Entries taken from a collection
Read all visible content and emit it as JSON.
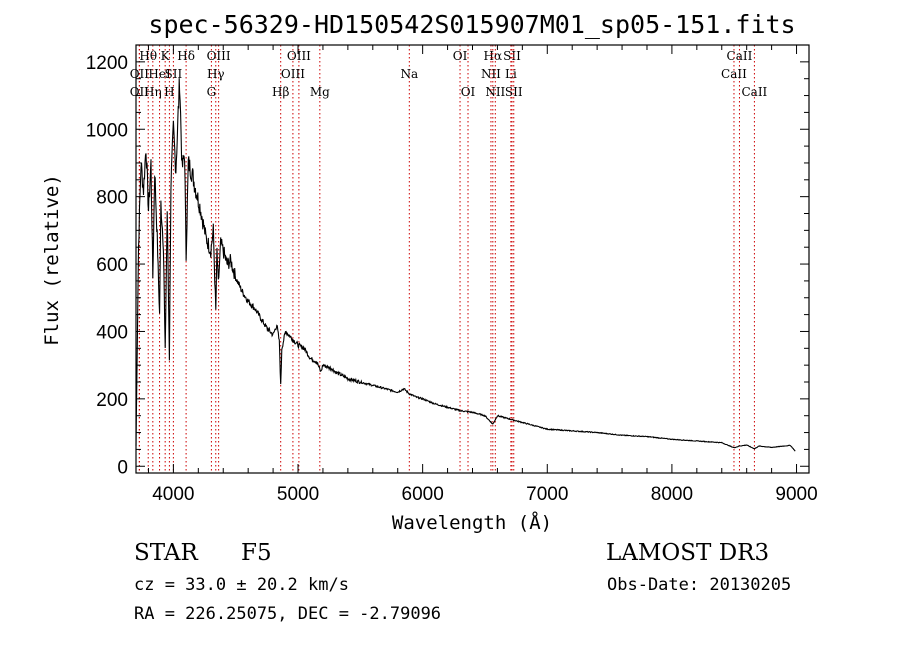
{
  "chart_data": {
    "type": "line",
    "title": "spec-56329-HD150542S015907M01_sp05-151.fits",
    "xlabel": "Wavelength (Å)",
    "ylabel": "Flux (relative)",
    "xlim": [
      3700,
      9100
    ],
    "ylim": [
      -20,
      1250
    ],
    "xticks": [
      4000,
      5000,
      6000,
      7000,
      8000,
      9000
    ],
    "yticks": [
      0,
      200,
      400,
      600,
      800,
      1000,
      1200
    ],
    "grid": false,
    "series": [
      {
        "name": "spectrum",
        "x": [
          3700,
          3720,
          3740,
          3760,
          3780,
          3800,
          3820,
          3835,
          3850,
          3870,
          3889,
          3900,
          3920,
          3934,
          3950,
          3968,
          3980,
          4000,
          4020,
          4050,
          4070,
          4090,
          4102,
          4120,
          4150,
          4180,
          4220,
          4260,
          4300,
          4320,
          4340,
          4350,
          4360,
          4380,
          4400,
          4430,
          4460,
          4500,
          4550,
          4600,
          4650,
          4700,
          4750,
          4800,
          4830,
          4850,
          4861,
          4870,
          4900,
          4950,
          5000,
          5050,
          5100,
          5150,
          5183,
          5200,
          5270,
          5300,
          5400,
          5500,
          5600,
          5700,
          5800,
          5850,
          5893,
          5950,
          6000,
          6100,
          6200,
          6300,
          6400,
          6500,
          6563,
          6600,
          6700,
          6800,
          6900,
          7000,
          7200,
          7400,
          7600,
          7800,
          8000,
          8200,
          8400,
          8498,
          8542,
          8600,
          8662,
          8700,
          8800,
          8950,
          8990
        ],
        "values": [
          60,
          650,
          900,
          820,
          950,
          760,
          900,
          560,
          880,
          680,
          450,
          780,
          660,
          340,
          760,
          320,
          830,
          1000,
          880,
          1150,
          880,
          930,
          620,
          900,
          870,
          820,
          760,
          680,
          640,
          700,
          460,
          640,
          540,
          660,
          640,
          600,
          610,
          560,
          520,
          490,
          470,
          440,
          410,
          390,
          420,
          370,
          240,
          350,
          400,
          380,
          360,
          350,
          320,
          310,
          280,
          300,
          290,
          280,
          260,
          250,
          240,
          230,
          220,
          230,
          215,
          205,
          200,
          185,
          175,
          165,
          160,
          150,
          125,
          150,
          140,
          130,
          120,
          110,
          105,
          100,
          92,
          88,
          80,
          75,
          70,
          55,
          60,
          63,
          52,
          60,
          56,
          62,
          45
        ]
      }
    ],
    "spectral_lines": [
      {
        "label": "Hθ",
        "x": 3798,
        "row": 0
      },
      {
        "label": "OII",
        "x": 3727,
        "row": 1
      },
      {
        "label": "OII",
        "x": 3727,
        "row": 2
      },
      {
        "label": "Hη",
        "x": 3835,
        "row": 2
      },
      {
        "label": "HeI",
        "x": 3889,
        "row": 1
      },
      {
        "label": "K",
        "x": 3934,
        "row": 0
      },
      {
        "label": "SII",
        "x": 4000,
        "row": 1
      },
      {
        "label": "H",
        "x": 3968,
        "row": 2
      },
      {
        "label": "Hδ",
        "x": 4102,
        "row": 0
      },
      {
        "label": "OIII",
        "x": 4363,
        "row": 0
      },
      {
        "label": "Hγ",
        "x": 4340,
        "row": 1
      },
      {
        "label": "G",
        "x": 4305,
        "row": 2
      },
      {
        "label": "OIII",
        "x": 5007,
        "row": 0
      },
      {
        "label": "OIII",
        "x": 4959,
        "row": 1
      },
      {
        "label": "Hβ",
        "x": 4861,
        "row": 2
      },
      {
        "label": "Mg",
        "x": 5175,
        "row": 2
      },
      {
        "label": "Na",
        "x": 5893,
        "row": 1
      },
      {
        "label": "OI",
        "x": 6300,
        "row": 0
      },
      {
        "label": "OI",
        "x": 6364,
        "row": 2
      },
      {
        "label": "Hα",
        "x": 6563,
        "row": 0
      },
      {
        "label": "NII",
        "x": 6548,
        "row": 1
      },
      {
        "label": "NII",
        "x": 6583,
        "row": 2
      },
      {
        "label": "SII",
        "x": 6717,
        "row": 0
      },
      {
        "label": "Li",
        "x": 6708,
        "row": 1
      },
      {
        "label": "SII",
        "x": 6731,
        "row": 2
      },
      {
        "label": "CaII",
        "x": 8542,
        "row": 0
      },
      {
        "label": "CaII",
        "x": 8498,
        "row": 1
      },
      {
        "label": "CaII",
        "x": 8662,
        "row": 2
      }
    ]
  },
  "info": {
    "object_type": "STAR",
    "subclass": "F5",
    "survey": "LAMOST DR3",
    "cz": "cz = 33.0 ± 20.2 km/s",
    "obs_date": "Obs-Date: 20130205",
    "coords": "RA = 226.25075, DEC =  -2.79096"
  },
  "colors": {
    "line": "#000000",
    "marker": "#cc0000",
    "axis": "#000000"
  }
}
---
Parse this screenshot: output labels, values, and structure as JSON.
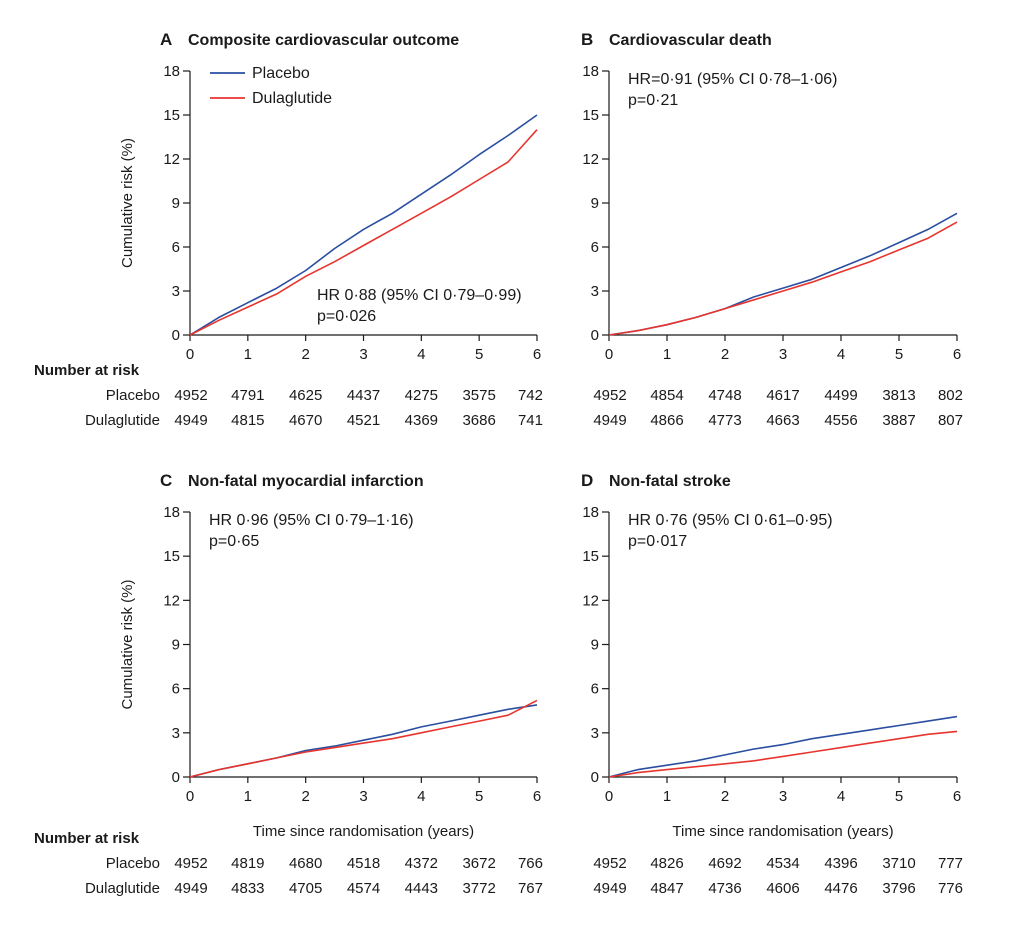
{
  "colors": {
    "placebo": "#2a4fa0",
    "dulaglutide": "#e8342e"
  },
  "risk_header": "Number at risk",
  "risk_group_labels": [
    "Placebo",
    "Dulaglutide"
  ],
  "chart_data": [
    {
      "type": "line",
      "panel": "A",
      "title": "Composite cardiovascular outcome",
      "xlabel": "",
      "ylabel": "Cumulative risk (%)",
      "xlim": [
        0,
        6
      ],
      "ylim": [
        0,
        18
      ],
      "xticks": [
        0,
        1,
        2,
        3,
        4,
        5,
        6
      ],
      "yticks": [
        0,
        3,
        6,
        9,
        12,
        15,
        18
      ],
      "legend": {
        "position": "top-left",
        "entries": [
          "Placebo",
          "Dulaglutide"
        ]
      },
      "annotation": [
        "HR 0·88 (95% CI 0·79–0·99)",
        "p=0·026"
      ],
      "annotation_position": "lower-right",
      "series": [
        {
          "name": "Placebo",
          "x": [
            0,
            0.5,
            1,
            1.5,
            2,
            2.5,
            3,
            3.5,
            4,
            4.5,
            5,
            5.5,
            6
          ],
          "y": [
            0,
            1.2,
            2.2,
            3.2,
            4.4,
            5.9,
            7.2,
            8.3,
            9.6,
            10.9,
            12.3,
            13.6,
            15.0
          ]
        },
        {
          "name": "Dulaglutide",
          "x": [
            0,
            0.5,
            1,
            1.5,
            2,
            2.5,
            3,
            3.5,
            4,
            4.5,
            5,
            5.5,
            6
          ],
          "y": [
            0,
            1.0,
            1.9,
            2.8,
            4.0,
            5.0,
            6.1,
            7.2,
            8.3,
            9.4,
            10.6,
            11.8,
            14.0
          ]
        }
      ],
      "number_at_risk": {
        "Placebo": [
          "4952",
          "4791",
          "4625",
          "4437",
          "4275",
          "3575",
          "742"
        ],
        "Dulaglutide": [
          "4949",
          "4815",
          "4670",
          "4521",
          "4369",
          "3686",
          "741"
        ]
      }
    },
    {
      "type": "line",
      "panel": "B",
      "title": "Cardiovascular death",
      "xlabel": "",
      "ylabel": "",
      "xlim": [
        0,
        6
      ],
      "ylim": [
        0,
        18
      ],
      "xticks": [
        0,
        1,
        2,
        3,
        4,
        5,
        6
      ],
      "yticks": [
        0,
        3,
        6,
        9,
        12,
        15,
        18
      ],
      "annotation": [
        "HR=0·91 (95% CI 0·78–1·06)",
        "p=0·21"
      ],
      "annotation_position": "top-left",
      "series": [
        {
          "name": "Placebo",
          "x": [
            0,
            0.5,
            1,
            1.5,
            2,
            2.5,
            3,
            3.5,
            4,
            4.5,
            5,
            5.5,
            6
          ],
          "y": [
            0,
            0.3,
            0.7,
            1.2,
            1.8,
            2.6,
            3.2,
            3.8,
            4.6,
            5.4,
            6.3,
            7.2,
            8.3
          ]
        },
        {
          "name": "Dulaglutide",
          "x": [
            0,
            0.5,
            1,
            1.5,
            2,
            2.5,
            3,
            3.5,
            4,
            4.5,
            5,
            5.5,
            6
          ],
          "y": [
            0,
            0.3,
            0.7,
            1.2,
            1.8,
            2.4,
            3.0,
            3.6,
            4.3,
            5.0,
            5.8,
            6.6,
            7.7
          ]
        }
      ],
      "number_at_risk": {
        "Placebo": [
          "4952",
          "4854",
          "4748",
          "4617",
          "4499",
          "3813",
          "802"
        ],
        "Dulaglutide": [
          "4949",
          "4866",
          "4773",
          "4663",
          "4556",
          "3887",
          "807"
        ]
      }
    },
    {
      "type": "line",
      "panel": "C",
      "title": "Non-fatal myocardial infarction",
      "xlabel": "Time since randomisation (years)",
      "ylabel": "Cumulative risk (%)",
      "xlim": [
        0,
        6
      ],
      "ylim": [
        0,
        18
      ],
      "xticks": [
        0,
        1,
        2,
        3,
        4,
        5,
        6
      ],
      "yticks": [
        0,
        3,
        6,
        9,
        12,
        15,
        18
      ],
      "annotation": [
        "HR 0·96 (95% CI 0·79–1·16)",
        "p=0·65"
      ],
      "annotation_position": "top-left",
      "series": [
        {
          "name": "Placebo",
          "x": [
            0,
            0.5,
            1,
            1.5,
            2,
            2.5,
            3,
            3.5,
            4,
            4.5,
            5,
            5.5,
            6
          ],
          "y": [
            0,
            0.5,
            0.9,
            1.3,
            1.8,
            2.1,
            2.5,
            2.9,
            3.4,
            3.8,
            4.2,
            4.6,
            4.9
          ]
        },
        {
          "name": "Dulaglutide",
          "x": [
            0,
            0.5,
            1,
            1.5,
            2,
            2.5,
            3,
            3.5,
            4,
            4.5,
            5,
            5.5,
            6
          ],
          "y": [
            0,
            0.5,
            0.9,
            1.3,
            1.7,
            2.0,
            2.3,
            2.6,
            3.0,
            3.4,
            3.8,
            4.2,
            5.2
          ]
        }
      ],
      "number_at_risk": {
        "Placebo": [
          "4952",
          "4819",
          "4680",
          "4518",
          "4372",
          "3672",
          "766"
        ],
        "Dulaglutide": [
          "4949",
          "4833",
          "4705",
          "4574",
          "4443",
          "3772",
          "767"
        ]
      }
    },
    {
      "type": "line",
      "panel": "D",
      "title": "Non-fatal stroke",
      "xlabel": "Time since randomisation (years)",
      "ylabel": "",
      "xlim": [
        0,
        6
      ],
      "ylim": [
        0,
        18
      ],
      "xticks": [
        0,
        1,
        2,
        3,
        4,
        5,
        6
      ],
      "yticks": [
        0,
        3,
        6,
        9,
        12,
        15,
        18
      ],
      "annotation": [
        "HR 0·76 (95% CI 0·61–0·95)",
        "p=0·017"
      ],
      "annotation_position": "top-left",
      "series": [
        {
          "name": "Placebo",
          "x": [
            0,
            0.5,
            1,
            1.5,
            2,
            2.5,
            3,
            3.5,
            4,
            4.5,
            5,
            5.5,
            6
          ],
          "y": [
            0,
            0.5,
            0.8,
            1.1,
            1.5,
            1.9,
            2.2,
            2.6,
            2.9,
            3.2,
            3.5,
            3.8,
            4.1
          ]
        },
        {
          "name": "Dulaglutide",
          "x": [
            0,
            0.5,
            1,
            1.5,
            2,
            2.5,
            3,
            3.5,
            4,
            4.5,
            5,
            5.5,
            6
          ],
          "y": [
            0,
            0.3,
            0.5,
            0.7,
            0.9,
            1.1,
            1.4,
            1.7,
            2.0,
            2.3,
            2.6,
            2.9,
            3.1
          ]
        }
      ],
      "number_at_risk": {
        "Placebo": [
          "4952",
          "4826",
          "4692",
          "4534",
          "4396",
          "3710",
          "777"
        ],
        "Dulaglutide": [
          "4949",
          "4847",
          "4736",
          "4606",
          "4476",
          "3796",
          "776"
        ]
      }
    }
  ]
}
* * *
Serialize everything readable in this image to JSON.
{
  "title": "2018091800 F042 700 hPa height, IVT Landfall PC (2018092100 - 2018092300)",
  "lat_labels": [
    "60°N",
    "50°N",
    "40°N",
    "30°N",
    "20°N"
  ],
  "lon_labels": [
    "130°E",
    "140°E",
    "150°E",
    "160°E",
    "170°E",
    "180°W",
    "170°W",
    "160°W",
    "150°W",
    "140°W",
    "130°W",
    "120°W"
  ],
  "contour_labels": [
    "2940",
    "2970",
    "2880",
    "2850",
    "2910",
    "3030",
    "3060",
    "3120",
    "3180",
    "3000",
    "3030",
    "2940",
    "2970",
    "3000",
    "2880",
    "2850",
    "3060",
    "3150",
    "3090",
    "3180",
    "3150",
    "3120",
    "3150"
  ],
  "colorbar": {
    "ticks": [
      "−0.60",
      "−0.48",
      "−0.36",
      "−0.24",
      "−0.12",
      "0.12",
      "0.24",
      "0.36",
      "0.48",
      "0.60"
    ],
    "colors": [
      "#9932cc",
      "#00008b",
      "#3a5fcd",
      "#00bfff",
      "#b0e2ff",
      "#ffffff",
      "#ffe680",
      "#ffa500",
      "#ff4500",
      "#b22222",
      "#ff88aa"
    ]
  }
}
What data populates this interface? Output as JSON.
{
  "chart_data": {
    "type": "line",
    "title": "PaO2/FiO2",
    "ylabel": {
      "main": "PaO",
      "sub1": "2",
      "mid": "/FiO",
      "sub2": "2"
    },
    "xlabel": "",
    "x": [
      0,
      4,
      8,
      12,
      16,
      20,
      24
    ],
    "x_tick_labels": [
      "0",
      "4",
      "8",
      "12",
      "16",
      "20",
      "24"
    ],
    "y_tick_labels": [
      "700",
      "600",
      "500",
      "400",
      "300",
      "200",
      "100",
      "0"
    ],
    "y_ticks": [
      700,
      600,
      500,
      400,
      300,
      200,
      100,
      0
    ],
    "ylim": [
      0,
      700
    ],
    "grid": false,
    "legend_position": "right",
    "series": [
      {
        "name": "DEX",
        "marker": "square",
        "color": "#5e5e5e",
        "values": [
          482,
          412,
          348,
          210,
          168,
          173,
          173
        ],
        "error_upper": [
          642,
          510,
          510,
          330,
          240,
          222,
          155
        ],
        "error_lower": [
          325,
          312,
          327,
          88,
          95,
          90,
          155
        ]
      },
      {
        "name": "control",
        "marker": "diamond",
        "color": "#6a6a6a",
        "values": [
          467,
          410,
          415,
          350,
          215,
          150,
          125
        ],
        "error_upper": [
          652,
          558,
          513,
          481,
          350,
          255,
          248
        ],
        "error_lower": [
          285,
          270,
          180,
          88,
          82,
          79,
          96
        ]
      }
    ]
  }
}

▶ **Task instructions**: Gather all lines from the records above in which "fatal" appears.

▶ **Solution**:
      "title": "Non-fatal myocardial infarction",
      "title": "Non-fatal stroke",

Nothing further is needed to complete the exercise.